--- EXERCISE INPUT ---
________________________

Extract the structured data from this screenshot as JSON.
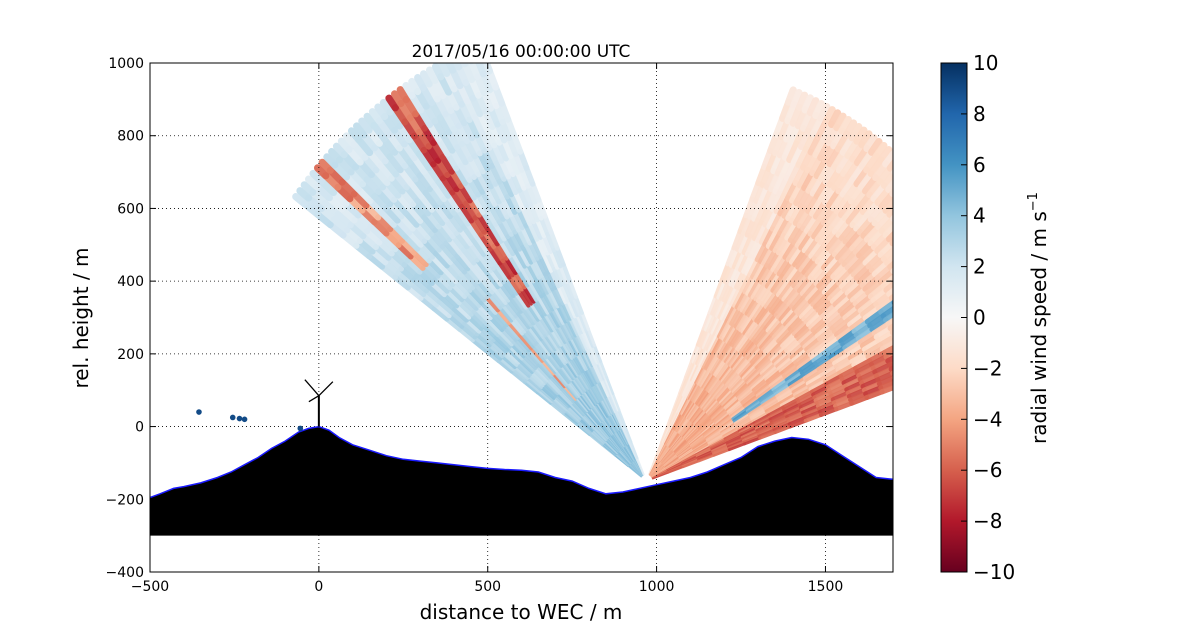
{
  "chart_data": {
    "type": "heatmap",
    "title": "2017/05/16 00:00:00 UTC",
    "xlabel": "distance to WEC / m",
    "ylabel": "rel. height / m",
    "xlim": [
      -500,
      1700
    ],
    "ylim": [
      -400,
      1000
    ],
    "xticks": [
      -500,
      0,
      500,
      1000,
      1500
    ],
    "yticks": [
      -400,
      -200,
      0,
      200,
      400,
      600,
      800,
      1000
    ],
    "grid": true,
    "colorbar": {
      "label": "radial wind speed / m s",
      "label_sup": "−1",
      "range": [
        -10,
        10
      ],
      "ticks": [
        -10,
        -8,
        -6,
        -4,
        -2,
        0,
        2,
        4,
        6,
        8,
        10
      ],
      "colormap": "RdBu (−10 red, +10 blue)"
    },
    "lidar": {
      "x": 970,
      "y": -150
    },
    "turbine": {
      "x": 0,
      "hub_height": 85
    },
    "sector_left": {
      "angle_from_deg": 143,
      "angle_to_deg": 112,
      "range_max_m": 1300,
      "mean_speed_ms": 2.5
    },
    "sector_right": {
      "angle_from_deg": 68,
      "angle_to_deg": 19,
      "range_max_m": 1160,
      "mean_speed_ms": -2.5
    },
    "terrain": {
      "x": [
        -500,
        -470,
        -430,
        -400,
        -350,
        -300,
        -260,
        -220,
        -180,
        -140,
        -100,
        -60,
        -30,
        0,
        30,
        60,
        100,
        150,
        200,
        250,
        300,
        350,
        400,
        450,
        500,
        550,
        600,
        650,
        700,
        750,
        800,
        850,
        900,
        950,
        1000,
        1050,
        1100,
        1150,
        1200,
        1250,
        1300,
        1350,
        1400,
        1450,
        1500,
        1550,
        1600,
        1650,
        1700
      ],
      "y": [
        -195,
        -185,
        -170,
        -165,
        -155,
        -140,
        -125,
        -105,
        -85,
        -60,
        -40,
        -15,
        -5,
        0,
        -10,
        -30,
        -50,
        -65,
        -80,
        -90,
        -95,
        -100,
        -105,
        -110,
        -115,
        -118,
        -120,
        -125,
        -140,
        -150,
        -170,
        -185,
        -180,
        -170,
        -160,
        -150,
        -140,
        -125,
        -105,
        -85,
        -55,
        -40,
        -30,
        -35,
        -50,
        -80,
        -110,
        -140,
        -145
      ],
      "base": -300
    },
    "annotations": [
      {
        "x": -355,
        "y": 40
      },
      {
        "x": -255,
        "y": 25
      },
      {
        "x": -235,
        "y": 22
      },
      {
        "x": -220,
        "y": 20
      },
      {
        "x": -55,
        "y": -5
      }
    ]
  }
}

________________________

--- EXERCISE TASK ---
Write the records out again in full, exactly, and skip every picture.

--- FINISHED EXERCISE ---
Extract the structured data from this screenshot as JSON.
{
  "chart_data": {
    "type": "heatmap",
    "title": "2017/05/16 00:00:00 UTC",
    "xlabel": "distance to WEC / m",
    "ylabel": "rel. height / m",
    "xlim": [
      -500,
      1700
    ],
    "ylim": [
      -400,
      1000
    ],
    "xticks": [
      -500,
      0,
      500,
      1000,
      1500
    ],
    "yticks": [
      -400,
      -200,
      0,
      200,
      400,
      600,
      800,
      1000
    ],
    "grid": true,
    "colorbar": {
      "label": "radial wind speed / m s",
      "label_sup": "−1",
      "range": [
        -10,
        10
      ],
      "ticks": [
        -10,
        -8,
        -6,
        -4,
        -2,
        0,
        2,
        4,
        6,
        8,
        10
      ],
      "colormap": "RdBu (−10 red, +10 blue)"
    },
    "lidar": {
      "x": 970,
      "y": -150
    },
    "turbine": {
      "x": 0,
      "hub_height": 85
    },
    "sector_left": {
      "angle_from_deg": 143,
      "angle_to_deg": 112,
      "range_max_m": 1300,
      "mean_speed_ms": 2.5
    },
    "sector_right": {
      "angle_from_deg": 68,
      "angle_to_deg": 19,
      "range_max_m": 1160,
      "mean_speed_ms": -2.5
    },
    "terrain": {
      "x": [
        -500,
        -470,
        -430,
        -400,
        -350,
        -300,
        -260,
        -220,
        -180,
        -140,
        -100,
        -60,
        -30,
        0,
        30,
        60,
        100,
        150,
        200,
        250,
        300,
        350,
        400,
        450,
        500,
        550,
        600,
        650,
        700,
        750,
        800,
        850,
        900,
        950,
        1000,
        1050,
        1100,
        1150,
        1200,
        1250,
        1300,
        1350,
        1400,
        1450,
        1500,
        1550,
        1600,
        1650,
        1700
      ],
      "y": [
        -195,
        -185,
        -170,
        -165,
        -155,
        -140,
        -125,
        -105,
        -85,
        -60,
        -40,
        -15,
        -5,
        0,
        -10,
        -30,
        -50,
        -65,
        -80,
        -90,
        -95,
        -100,
        -105,
        -110,
        -115,
        -118,
        -120,
        -125,
        -140,
        -150,
        -170,
        -185,
        -180,
        -170,
        -160,
        -150,
        -140,
        -125,
        -105,
        -85,
        -55,
        -40,
        -30,
        -35,
        -50,
        -80,
        -110,
        -140,
        -145
      ],
      "base": -300
    },
    "annotations": [
      {
        "x": -355,
        "y": 40
      },
      {
        "x": -255,
        "y": 25
      },
      {
        "x": -235,
        "y": 22
      },
      {
        "x": -220,
        "y": 20
      },
      {
        "x": -55,
        "y": -5
      }
    ]
  }
}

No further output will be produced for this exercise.